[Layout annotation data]

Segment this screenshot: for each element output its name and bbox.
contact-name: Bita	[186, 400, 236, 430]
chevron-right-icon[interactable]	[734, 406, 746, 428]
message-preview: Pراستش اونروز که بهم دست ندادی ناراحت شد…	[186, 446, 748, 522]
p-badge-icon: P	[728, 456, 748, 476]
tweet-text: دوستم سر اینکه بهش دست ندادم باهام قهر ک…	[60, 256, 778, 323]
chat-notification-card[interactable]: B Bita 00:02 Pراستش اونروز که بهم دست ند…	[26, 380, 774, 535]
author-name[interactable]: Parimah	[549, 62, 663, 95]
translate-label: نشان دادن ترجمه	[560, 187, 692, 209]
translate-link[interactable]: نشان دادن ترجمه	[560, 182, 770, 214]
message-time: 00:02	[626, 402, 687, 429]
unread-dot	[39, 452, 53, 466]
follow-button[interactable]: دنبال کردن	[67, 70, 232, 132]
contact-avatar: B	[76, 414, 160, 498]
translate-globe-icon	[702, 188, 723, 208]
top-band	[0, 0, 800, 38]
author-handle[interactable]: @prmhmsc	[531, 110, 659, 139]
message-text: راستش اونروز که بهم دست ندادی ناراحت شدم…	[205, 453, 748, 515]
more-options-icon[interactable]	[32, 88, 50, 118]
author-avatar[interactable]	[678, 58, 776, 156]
==
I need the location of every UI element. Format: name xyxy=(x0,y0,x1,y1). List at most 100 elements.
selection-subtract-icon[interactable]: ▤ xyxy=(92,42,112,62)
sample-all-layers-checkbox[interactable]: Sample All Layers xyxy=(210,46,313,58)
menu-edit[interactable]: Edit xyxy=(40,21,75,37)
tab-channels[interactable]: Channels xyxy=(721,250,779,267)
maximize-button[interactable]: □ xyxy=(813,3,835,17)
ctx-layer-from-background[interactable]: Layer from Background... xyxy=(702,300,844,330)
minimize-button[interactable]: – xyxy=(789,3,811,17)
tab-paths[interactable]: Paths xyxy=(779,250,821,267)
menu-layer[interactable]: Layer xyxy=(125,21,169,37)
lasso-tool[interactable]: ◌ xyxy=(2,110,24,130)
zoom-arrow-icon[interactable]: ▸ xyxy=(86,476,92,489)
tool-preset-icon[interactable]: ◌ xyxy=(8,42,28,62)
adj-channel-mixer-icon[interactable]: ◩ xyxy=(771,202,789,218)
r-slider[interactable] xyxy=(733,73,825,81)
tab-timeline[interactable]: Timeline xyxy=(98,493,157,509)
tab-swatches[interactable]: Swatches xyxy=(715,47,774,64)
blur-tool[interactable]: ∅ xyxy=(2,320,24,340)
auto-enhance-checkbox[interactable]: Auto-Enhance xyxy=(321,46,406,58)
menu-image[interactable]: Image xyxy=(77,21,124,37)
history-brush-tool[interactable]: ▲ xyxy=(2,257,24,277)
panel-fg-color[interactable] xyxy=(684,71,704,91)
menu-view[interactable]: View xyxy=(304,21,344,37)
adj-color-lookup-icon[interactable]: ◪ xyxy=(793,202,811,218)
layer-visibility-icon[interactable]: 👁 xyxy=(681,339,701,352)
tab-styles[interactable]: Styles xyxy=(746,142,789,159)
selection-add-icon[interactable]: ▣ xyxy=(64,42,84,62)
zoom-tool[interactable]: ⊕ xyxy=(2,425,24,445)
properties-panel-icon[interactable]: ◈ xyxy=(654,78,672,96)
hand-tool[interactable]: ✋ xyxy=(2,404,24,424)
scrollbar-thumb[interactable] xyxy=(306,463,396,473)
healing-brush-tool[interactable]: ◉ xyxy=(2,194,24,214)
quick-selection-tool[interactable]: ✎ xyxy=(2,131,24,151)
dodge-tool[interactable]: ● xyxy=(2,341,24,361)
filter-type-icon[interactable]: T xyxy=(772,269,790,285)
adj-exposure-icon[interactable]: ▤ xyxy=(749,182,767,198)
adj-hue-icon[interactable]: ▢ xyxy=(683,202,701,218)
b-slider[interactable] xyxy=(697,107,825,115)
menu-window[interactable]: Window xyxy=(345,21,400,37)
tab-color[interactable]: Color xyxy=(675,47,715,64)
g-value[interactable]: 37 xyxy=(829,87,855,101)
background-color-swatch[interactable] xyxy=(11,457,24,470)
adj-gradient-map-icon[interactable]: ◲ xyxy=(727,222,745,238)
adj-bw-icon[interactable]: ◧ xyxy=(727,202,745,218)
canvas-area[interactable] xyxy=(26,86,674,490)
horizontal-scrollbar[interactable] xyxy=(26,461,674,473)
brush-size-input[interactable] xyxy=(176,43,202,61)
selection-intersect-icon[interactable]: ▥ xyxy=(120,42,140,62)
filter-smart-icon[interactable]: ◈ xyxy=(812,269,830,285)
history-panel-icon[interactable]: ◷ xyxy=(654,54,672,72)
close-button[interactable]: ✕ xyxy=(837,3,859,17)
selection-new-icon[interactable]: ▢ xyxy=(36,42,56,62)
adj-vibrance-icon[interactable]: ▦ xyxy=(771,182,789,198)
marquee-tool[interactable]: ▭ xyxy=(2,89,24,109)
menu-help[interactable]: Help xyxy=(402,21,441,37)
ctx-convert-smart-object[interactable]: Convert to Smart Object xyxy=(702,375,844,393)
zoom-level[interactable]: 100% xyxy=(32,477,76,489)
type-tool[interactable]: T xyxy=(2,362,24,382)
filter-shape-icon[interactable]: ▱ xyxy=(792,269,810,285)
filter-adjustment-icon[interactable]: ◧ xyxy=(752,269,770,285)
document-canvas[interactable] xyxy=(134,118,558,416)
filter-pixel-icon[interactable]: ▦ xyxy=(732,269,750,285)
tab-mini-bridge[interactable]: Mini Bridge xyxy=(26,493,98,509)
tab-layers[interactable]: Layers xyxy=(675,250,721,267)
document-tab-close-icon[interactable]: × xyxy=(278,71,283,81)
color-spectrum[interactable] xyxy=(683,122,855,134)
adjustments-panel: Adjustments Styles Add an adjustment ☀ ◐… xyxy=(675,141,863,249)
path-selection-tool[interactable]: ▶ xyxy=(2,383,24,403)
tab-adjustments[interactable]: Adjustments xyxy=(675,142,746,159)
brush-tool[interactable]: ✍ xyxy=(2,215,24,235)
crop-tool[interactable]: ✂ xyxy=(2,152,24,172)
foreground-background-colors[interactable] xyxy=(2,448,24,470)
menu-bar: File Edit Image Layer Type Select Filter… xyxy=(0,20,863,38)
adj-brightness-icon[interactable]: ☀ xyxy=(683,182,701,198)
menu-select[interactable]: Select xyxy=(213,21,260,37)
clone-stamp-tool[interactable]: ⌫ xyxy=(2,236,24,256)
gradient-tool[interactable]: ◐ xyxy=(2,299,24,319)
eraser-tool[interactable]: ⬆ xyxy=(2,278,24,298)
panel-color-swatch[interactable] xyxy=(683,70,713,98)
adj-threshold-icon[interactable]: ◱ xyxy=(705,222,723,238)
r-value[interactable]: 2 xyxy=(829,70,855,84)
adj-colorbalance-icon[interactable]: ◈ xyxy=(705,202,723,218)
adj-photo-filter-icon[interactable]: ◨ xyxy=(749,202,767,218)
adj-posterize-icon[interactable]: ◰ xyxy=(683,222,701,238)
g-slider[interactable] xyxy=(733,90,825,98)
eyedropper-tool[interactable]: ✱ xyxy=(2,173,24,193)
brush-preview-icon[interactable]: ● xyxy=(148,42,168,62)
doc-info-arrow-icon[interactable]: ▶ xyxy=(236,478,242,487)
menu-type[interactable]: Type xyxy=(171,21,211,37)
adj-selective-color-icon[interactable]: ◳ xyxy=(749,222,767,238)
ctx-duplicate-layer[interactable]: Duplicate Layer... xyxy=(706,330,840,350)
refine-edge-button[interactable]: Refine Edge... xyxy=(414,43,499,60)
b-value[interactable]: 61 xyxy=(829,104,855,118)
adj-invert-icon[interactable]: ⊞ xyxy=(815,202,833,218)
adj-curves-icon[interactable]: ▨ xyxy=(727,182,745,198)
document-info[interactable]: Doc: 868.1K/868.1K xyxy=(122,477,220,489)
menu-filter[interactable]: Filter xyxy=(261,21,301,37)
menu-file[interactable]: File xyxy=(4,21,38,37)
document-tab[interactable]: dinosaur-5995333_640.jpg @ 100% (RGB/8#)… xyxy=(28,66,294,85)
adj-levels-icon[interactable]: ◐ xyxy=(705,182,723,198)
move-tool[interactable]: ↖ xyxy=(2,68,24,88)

**What you will do**
Pick out every line in the data above that contains the string "slider" and copy each of those lines.

**Correct response**
r-slider[interactable] xyxy=(733,73,825,81)
b-slider[interactable] xyxy=(697,107,825,115)
g-slider[interactable] xyxy=(733,90,825,98)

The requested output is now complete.